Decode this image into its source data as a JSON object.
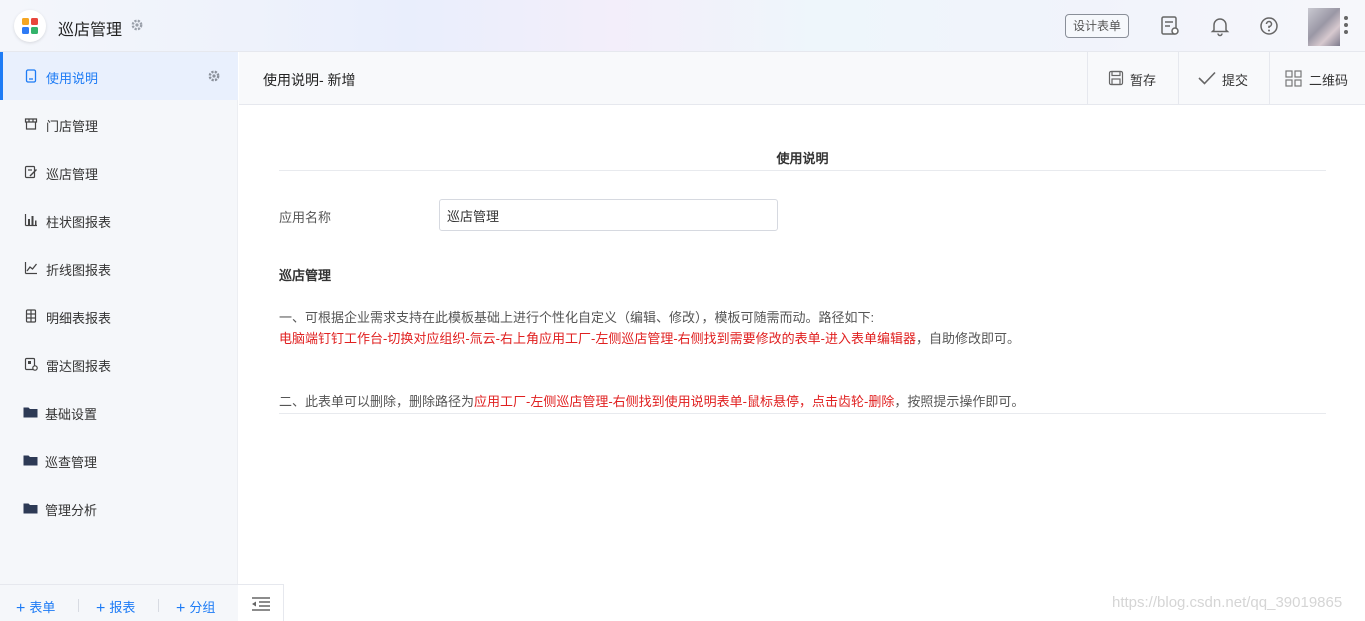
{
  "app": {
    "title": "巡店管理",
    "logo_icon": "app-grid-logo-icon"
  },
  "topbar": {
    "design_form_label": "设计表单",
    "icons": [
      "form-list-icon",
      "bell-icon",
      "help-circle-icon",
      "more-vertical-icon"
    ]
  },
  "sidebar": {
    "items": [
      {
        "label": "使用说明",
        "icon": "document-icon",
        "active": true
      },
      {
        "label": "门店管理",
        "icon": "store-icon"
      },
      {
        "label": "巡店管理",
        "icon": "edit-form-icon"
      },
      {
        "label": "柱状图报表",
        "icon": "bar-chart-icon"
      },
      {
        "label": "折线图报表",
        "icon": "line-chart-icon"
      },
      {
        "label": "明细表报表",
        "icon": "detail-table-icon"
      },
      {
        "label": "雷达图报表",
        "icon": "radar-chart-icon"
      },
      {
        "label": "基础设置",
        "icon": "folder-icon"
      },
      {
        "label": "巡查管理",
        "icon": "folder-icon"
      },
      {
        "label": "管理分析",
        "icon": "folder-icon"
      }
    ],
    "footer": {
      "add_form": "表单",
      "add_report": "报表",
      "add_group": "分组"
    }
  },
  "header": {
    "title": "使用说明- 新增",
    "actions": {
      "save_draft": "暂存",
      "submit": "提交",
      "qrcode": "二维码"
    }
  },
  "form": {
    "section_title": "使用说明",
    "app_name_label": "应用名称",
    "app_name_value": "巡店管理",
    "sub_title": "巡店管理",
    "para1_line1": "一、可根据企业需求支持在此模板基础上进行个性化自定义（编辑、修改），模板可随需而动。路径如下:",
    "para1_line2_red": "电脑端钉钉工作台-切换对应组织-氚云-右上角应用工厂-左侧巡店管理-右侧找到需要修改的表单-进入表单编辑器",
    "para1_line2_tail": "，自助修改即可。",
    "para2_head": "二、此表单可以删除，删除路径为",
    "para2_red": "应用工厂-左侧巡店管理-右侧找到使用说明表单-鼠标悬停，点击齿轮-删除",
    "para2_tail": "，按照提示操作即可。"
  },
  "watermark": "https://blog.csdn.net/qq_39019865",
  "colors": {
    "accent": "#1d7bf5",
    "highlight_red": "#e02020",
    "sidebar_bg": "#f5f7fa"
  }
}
=======
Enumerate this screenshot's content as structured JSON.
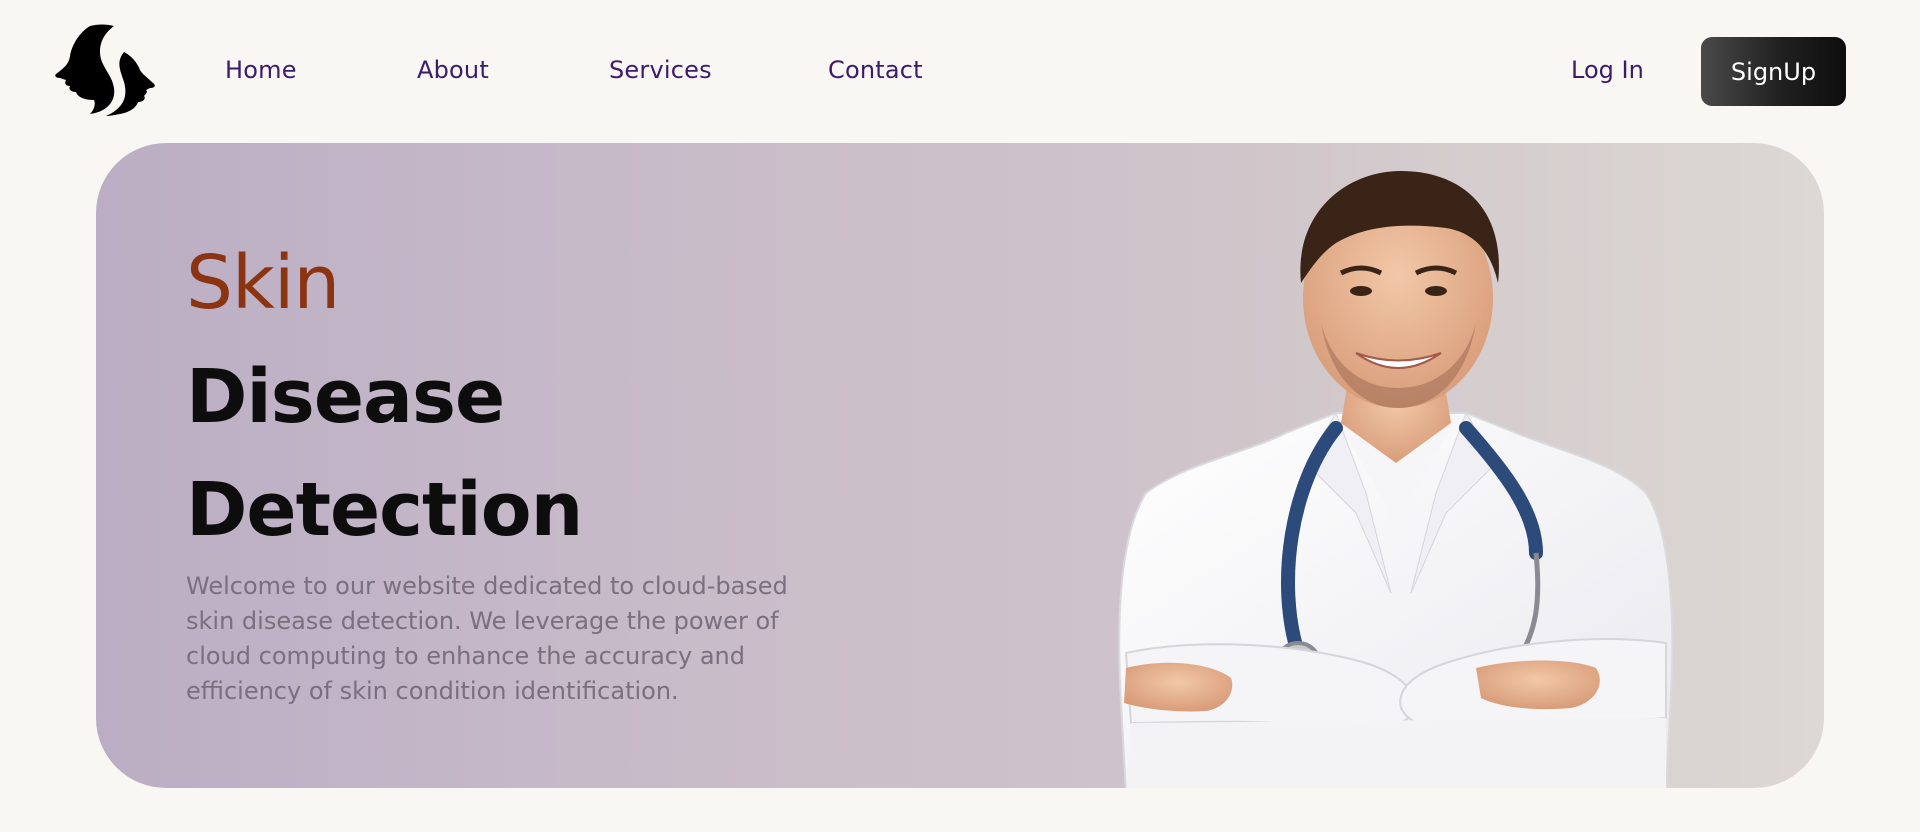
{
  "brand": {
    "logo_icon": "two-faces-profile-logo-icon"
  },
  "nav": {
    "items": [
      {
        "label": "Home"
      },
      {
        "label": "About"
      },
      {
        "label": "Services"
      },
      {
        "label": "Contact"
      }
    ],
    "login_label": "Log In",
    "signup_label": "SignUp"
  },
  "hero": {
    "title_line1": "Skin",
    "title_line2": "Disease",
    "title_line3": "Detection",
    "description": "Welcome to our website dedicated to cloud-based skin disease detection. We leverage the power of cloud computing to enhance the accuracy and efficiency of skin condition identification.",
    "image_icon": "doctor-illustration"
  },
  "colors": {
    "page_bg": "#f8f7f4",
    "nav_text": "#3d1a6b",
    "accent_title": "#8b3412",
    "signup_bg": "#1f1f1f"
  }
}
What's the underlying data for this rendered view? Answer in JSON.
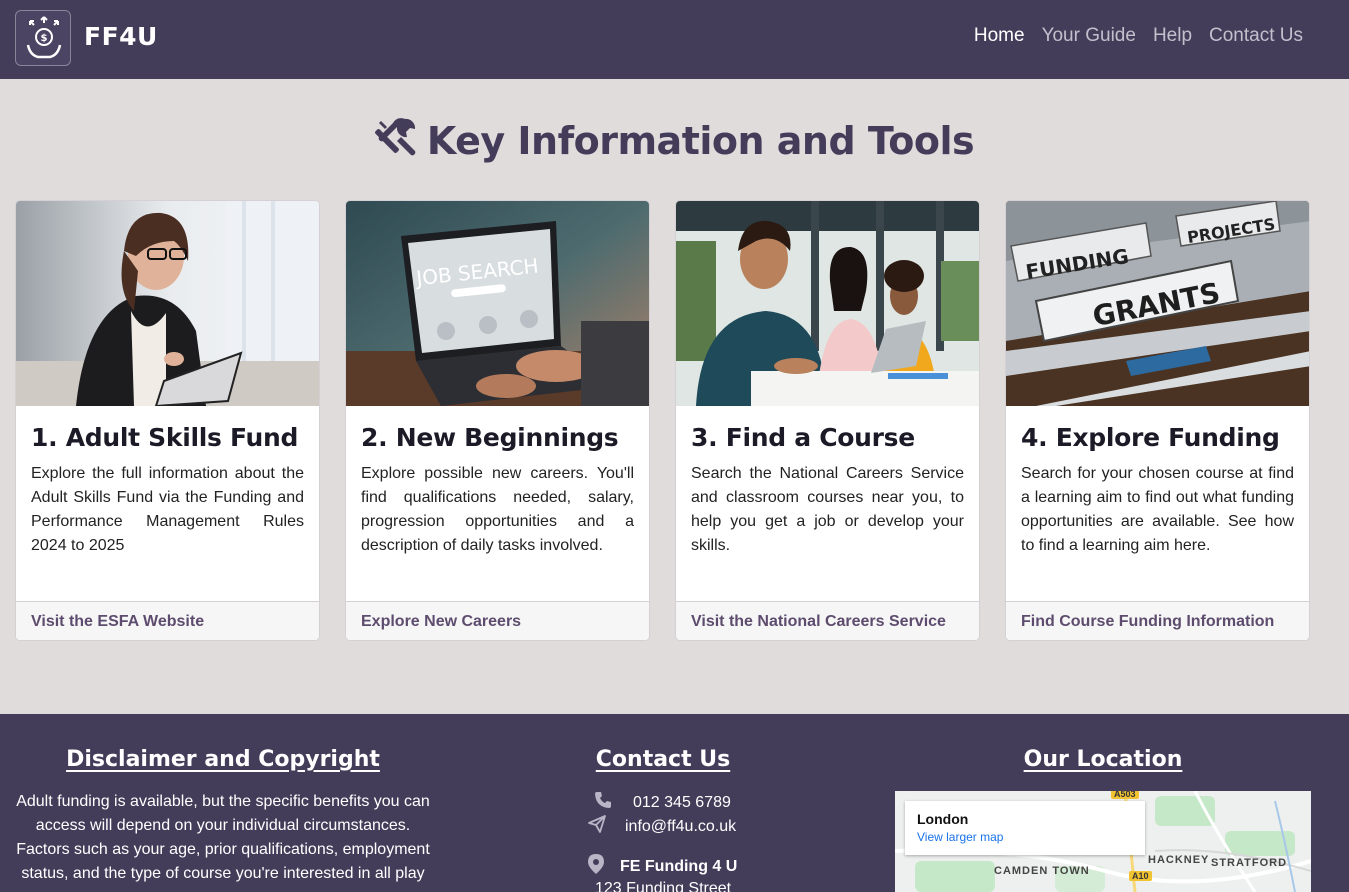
=======
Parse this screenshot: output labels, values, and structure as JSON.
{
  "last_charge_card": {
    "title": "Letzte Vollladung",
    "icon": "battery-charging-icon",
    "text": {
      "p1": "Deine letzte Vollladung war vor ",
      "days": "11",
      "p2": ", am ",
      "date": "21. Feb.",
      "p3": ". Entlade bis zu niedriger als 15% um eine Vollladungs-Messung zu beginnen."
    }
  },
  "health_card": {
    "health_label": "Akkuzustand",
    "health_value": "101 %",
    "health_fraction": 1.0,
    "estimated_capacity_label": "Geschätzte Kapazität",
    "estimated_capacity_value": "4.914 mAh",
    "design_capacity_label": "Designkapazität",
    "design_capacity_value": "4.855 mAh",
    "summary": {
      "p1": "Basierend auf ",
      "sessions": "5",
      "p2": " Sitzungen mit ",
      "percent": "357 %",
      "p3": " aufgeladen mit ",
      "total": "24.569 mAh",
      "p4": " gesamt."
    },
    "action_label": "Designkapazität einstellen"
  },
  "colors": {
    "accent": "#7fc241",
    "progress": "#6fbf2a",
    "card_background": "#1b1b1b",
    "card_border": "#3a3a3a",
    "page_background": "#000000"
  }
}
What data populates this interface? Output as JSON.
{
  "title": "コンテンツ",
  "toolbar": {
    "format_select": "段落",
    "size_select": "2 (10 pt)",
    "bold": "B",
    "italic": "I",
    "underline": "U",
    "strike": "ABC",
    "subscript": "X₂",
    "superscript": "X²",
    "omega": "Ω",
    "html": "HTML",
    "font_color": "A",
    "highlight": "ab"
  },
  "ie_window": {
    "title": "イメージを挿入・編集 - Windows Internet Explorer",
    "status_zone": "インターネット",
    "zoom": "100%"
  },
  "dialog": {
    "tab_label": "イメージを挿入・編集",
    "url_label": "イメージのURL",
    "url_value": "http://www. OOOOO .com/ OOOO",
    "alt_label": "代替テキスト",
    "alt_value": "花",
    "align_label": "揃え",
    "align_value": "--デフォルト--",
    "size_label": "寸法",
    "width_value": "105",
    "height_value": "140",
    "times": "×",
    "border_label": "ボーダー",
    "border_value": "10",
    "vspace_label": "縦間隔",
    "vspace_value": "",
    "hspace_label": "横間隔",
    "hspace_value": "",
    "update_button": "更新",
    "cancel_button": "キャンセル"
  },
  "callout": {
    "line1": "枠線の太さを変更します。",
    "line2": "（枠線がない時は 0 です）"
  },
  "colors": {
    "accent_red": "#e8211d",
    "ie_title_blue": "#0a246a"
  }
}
=======
■ **TO DO**
In the listing above, find the line containing "Enumerate this screenshot's" and the line containing "What's the underlying", then write out both of them and every line between, exactly, with no pictures.

■ **ANSWER FOR THIS EXERCISE**
Enumerate this screenshot's content as structured JSON.
{
  "brand": {
    "logo_icon": "two-faces-profile-logo-icon"
  },
  "nav": {
    "items": [
      {
        "label": "Home"
      },
      {
        "label": "About"
      },
      {
        "label": "Services"
      },
      {
        "label": "Contact"
      }
    ],
    "login_label": "Log In",
    "signup_label": "SignUp"
  },
  "hero": {
    "title_line1": "Skin",
    "title_line2": "Disease",
    "title_line3": "Detection",
    "description": "Welcome to our website dedicated to cloud-based skin disease detection. We leverage the power of cloud computing to enhance the accuracy and efficiency of skin condition identification.",
    "image_icon": "doctor-illustration"
  },
  "colors": {
    "page_bg": "#f8f7f4",
    "nav_text": "#3d1a6b",
    "accent_title": "#8b3412",
    "signup_bg": "#1f1f1f"
  }
}
What's the underlying data for this rendered view? Answer in JSON.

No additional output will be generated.